● INSTRUCTIONS TO FOLLOW
Gather from the material every line that contains the string "추구하고".

----- MATERIAL SHOWN

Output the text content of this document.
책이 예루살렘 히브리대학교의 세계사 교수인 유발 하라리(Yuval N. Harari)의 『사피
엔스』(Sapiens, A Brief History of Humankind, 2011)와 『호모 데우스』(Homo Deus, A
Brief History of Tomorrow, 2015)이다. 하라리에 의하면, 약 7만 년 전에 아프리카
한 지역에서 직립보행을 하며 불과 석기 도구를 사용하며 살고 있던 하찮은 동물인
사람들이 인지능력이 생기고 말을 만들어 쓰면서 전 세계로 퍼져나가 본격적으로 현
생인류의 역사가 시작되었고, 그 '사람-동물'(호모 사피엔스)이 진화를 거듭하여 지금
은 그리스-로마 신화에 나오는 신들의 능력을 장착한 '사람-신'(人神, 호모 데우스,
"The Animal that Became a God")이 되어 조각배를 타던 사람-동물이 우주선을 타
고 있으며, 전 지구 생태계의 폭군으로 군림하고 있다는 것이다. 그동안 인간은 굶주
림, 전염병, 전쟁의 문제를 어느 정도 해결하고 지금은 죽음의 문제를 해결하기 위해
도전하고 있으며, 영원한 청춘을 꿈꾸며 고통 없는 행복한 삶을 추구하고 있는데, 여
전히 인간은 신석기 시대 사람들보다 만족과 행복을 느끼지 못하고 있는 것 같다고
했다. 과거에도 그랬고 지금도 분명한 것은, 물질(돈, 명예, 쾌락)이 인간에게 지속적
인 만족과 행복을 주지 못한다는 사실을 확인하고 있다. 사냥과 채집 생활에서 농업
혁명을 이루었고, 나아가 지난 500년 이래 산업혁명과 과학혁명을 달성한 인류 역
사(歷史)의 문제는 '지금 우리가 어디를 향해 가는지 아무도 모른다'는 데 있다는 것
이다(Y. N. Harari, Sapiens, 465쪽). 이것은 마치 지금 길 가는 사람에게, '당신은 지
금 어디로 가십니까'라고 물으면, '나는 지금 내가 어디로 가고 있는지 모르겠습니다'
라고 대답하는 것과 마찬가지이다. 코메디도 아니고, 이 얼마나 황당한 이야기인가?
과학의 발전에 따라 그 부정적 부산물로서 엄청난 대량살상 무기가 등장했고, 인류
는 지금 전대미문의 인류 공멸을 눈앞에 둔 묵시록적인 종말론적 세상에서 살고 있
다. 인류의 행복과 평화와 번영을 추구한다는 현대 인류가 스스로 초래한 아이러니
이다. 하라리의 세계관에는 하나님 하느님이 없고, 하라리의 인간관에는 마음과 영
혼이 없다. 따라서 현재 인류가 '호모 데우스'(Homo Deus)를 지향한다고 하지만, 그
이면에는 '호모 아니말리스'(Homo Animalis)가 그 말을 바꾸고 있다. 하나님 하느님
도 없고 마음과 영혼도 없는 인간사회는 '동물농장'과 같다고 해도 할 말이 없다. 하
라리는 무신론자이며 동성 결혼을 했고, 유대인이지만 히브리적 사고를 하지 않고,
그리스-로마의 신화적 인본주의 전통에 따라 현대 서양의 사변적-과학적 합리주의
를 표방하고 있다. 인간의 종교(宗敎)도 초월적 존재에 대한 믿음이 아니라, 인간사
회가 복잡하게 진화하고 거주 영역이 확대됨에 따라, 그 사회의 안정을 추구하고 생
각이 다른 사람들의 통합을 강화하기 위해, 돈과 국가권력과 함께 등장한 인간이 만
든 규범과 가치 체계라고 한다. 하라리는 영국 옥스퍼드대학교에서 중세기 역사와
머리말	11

----------

● EXERCISE ANSWER
도전하고 있으며, 영원한 청춘을 꿈꾸며 고통 없는 행복한 삶을 추구하고 있는데, 여
회가 복잡하게 진화하고 거주 영역이 확대됨에 따라, 그 사회의 안정을 추구하고 생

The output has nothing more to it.